Saved entries
——
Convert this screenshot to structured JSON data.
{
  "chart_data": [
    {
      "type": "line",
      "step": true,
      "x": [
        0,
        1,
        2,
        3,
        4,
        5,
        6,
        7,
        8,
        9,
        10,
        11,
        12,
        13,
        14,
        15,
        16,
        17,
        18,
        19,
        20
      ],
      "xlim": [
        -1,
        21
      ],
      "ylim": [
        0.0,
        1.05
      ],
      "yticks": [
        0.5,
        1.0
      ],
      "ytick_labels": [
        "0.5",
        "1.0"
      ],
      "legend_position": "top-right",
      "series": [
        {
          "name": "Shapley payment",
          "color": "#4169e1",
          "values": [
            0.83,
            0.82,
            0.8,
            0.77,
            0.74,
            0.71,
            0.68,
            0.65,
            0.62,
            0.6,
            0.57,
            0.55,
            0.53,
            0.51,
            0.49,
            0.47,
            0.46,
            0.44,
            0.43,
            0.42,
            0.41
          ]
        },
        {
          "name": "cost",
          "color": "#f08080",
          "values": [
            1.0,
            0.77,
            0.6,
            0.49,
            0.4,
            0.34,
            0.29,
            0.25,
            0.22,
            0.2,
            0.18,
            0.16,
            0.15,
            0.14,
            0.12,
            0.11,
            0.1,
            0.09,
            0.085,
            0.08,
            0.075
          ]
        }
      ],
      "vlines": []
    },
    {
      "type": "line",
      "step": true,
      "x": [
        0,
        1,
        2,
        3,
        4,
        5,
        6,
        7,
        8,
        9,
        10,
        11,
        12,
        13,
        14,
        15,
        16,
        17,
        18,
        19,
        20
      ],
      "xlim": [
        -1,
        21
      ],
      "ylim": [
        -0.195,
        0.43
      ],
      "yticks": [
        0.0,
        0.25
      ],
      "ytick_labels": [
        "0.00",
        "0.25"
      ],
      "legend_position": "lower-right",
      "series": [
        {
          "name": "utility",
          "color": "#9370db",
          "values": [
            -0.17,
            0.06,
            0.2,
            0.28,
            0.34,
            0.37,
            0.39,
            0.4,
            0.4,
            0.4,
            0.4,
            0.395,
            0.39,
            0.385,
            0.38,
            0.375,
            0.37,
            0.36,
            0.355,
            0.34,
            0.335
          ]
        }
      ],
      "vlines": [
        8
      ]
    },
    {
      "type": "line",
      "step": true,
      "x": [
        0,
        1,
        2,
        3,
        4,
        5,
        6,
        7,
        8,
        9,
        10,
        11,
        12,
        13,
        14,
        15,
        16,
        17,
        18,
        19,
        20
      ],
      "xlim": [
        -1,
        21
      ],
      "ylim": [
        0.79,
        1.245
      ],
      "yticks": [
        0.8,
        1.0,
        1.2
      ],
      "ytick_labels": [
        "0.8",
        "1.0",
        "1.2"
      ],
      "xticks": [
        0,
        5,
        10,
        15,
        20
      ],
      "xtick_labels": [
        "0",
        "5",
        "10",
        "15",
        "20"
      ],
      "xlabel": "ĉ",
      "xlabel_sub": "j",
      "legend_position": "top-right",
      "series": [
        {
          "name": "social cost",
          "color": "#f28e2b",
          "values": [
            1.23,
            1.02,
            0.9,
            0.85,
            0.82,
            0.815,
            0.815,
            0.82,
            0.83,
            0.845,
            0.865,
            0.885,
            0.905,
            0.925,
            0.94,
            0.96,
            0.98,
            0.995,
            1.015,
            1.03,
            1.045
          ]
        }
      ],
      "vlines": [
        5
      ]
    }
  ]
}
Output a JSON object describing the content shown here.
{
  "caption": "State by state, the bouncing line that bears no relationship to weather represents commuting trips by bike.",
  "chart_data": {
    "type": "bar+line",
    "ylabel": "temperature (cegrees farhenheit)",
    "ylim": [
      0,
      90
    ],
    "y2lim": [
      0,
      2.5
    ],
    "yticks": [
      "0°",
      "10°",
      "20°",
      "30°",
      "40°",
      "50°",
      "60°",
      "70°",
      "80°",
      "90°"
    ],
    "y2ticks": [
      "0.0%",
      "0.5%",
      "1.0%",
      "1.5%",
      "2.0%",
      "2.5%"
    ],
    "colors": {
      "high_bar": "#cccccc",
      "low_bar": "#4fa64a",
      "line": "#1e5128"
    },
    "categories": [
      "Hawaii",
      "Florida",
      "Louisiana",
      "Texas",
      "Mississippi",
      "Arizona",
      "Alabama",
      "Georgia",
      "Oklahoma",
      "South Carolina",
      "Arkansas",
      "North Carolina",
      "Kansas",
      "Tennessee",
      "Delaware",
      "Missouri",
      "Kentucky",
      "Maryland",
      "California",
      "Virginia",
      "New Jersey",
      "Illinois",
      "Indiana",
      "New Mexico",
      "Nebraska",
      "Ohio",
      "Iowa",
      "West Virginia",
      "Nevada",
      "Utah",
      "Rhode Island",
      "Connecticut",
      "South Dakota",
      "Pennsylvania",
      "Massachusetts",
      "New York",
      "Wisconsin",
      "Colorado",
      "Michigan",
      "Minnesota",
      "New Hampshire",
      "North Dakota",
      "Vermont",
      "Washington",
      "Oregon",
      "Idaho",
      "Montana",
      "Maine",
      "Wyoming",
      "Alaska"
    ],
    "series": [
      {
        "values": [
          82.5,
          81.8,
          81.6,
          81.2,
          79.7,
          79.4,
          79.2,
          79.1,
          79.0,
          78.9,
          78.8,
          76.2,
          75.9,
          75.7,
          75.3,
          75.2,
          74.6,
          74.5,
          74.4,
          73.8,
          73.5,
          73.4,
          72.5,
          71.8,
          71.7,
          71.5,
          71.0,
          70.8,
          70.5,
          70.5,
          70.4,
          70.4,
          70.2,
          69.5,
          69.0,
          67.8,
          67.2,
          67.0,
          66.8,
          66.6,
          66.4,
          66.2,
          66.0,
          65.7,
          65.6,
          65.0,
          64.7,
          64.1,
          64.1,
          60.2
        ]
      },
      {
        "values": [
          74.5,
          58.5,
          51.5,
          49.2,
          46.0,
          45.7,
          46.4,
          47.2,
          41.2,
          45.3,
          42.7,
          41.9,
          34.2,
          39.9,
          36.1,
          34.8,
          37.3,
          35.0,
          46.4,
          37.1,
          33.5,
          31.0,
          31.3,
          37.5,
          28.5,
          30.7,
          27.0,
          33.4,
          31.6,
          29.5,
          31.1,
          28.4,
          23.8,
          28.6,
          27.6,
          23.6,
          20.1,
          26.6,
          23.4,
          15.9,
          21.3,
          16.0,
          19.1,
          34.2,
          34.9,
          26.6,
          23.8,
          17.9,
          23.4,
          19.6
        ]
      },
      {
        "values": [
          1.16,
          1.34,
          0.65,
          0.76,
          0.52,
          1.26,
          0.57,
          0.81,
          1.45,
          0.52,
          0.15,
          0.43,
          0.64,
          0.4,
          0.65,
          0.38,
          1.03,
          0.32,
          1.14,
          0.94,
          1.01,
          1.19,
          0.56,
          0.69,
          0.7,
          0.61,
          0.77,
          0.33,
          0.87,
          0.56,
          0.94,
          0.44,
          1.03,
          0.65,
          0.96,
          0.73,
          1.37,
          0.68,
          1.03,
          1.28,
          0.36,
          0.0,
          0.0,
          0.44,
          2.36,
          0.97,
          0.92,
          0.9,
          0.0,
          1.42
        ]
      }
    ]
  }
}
——
TASK DETAILS
Copy out all lines above that include the string "JSON".

TASK RESPONSE
Convert this screenshot to structured JSON data.
Output a JSON object describing the content shown here.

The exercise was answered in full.